» **Raw records**
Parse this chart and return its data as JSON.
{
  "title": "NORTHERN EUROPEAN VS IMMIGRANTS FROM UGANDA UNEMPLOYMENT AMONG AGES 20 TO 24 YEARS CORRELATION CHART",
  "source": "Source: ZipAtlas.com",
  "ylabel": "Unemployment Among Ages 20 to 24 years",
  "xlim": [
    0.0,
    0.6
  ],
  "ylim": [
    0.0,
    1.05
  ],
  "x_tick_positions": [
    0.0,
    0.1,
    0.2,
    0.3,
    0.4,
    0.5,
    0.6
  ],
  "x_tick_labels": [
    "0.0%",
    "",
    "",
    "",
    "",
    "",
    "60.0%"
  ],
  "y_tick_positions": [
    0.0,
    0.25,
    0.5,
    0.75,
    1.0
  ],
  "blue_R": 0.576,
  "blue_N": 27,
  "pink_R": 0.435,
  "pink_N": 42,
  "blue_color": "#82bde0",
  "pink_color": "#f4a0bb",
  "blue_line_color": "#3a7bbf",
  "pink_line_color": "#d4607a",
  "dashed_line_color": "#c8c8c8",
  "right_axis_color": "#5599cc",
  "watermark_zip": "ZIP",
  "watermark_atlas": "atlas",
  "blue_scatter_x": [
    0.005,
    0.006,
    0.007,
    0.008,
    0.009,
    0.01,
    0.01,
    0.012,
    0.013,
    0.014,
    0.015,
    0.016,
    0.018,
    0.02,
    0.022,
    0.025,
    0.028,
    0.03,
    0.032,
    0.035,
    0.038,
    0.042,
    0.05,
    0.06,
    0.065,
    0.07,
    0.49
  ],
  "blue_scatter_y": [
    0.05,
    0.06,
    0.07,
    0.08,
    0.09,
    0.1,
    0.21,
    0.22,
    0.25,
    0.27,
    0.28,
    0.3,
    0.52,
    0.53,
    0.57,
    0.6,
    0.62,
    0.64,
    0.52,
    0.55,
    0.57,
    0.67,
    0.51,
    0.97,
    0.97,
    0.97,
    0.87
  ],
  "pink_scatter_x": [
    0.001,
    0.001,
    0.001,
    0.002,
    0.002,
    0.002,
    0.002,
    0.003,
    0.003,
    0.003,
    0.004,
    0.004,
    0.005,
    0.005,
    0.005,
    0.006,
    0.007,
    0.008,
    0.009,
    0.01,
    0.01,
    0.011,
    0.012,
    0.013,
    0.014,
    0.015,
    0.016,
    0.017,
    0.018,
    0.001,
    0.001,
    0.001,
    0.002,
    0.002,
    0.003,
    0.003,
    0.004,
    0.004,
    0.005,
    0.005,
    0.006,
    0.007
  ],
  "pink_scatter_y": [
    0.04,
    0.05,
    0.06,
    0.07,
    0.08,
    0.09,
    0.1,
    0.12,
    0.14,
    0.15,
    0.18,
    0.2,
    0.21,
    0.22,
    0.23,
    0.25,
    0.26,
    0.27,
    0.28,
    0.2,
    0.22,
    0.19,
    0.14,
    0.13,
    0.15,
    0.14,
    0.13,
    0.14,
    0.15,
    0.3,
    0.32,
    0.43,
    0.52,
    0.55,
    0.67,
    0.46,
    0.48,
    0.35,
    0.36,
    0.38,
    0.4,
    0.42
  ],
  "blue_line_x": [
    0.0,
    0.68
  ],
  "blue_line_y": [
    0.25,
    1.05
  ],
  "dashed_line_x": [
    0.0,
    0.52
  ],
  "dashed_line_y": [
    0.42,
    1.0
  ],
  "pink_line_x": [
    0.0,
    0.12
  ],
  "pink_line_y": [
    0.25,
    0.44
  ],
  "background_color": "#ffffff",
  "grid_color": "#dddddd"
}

» **Exercise directions**
Return all of the above records exactly, leaving no line out.

» **Expected output**
Parse this chart and return its data as JSON.
{
  "title": "NORTHERN EUROPEAN VS IMMIGRANTS FROM UGANDA UNEMPLOYMENT AMONG AGES 20 TO 24 YEARS CORRELATION CHART",
  "source": "Source: ZipAtlas.com",
  "ylabel": "Unemployment Among Ages 20 to 24 years",
  "xlim": [
    0.0,
    0.6
  ],
  "ylim": [
    0.0,
    1.05
  ],
  "x_tick_positions": [
    0.0,
    0.1,
    0.2,
    0.3,
    0.4,
    0.5,
    0.6
  ],
  "x_tick_labels": [
    "0.0%",
    "",
    "",
    "",
    "",
    "",
    "60.0%"
  ],
  "y_tick_positions": [
    0.0,
    0.25,
    0.5,
    0.75,
    1.0
  ],
  "blue_R": 0.576,
  "blue_N": 27,
  "pink_R": 0.435,
  "pink_N": 42,
  "blue_color": "#82bde0",
  "pink_color": "#f4a0bb",
  "blue_line_color": "#3a7bbf",
  "pink_line_color": "#d4607a",
  "dashed_line_color": "#c8c8c8",
  "right_axis_color": "#5599cc",
  "watermark_zip": "ZIP",
  "watermark_atlas": "atlas",
  "blue_scatter_x": [
    0.005,
    0.006,
    0.007,
    0.008,
    0.009,
    0.01,
    0.01,
    0.012,
    0.013,
    0.014,
    0.015,
    0.016,
    0.018,
    0.02,
    0.022,
    0.025,
    0.028,
    0.03,
    0.032,
    0.035,
    0.038,
    0.042,
    0.05,
    0.06,
    0.065,
    0.07,
    0.49
  ],
  "blue_scatter_y": [
    0.05,
    0.06,
    0.07,
    0.08,
    0.09,
    0.1,
    0.21,
    0.22,
    0.25,
    0.27,
    0.28,
    0.3,
    0.52,
    0.53,
    0.57,
    0.6,
    0.62,
    0.64,
    0.52,
    0.55,
    0.57,
    0.67,
    0.51,
    0.97,
    0.97,
    0.97,
    0.87
  ],
  "pink_scatter_x": [
    0.001,
    0.001,
    0.001,
    0.002,
    0.002,
    0.002,
    0.002,
    0.003,
    0.003,
    0.003,
    0.004,
    0.004,
    0.005,
    0.005,
    0.005,
    0.006,
    0.007,
    0.008,
    0.009,
    0.01,
    0.01,
    0.011,
    0.012,
    0.013,
    0.014,
    0.015,
    0.016,
    0.017,
    0.018,
    0.001,
    0.001,
    0.001,
    0.002,
    0.002,
    0.003,
    0.003,
    0.004,
    0.004,
    0.005,
    0.005,
    0.006,
    0.007
  ],
  "pink_scatter_y": [
    0.04,
    0.05,
    0.06,
    0.07,
    0.08,
    0.09,
    0.1,
    0.12,
    0.14,
    0.15,
    0.18,
    0.2,
    0.21,
    0.22,
    0.23,
    0.25,
    0.26,
    0.27,
    0.28,
    0.2,
    0.22,
    0.19,
    0.14,
    0.13,
    0.15,
    0.14,
    0.13,
    0.14,
    0.15,
    0.3,
    0.32,
    0.43,
    0.52,
    0.55,
    0.67,
    0.46,
    0.48,
    0.35,
    0.36,
    0.38,
    0.4,
    0.42
  ],
  "blue_line_x": [
    0.0,
    0.68
  ],
  "blue_line_y": [
    0.25,
    1.05
  ],
  "dashed_line_x": [
    0.0,
    0.52
  ],
  "dashed_line_y": [
    0.42,
    1.0
  ],
  "pink_line_x": [
    0.0,
    0.12
  ],
  "pink_line_y": [
    0.25,
    0.44
  ],
  "background_color": "#ffffff",
  "grid_color": "#dddddd"
}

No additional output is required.